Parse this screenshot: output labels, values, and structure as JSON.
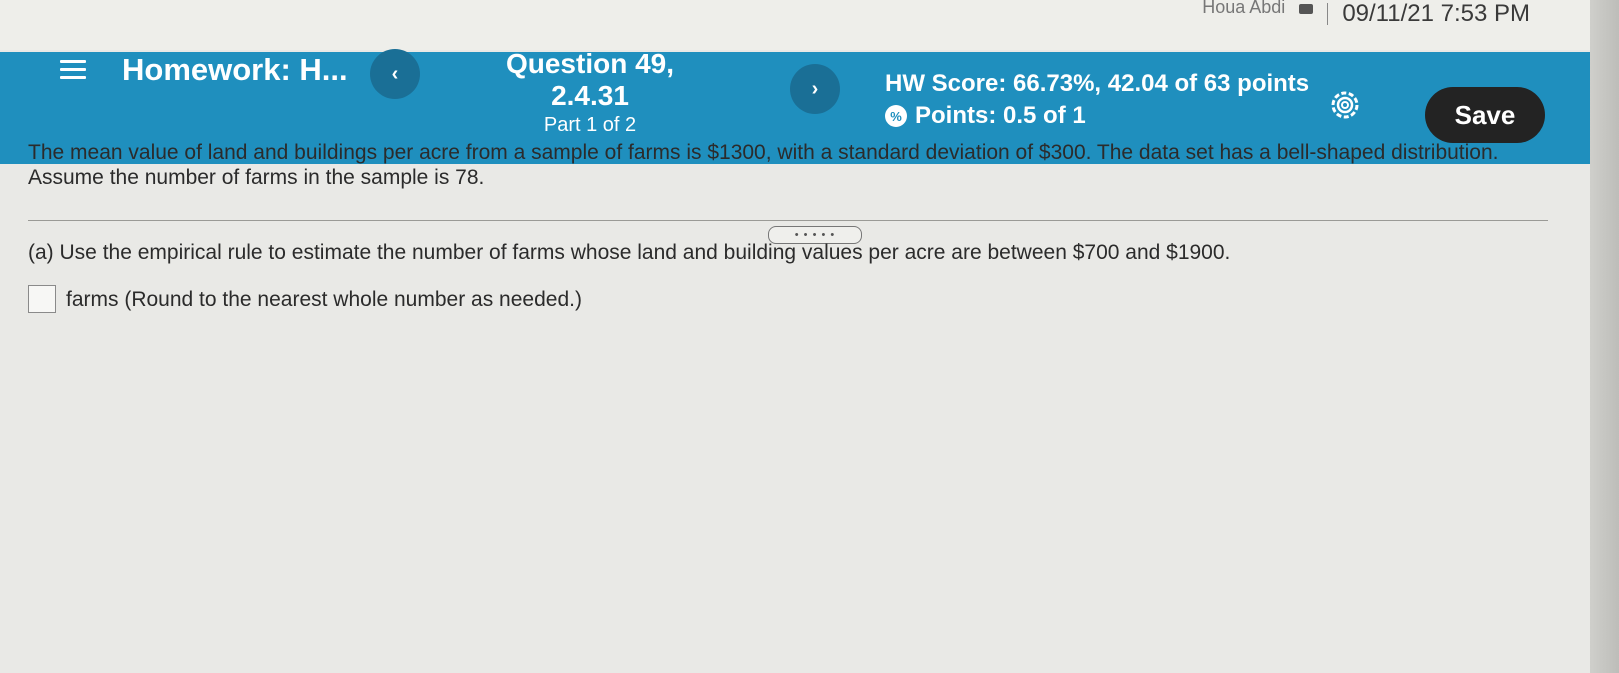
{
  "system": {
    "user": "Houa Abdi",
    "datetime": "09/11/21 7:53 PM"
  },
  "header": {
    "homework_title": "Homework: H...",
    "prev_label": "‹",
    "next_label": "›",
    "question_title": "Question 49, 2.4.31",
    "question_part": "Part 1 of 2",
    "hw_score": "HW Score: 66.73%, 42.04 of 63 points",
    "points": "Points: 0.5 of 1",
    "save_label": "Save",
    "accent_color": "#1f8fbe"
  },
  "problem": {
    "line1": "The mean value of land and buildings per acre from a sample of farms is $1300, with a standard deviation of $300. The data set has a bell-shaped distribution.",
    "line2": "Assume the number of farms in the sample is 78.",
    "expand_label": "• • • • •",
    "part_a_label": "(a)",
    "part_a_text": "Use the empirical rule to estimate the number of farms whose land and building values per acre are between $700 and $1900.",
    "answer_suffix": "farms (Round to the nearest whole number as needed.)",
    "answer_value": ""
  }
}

· · · · ·

**GIVEN INSTRUCTION**
Write out each entry exactly as given, omitting any picture.

**OUTPUT**
Parse this screenshot: output labels, values, and structure as JSON.
{
  "system": {
    "user": "Houa Abdi",
    "datetime": "09/11/21 7:53 PM"
  },
  "header": {
    "homework_title": "Homework: H...",
    "prev_label": "‹",
    "next_label": "›",
    "question_title": "Question 49, 2.4.31",
    "question_part": "Part 1 of 2",
    "hw_score": "HW Score: 66.73%, 42.04 of 63 points",
    "points": "Points: 0.5 of 1",
    "save_label": "Save",
    "accent_color": "#1f8fbe"
  },
  "problem": {
    "line1": "The mean value of land and buildings per acre from a sample of farms is $1300, with a standard deviation of $300. The data set has a bell-shaped distribution.",
    "line2": "Assume the number of farms in the sample is 78.",
    "expand_label": "• • • • •",
    "part_a_label": "(a)",
    "part_a_text": "Use the empirical rule to estimate the number of farms whose land and building values per acre are between $700 and $1900.",
    "answer_suffix": "farms (Round to the nearest whole number as needed.)",
    "answer_value": ""
  }
}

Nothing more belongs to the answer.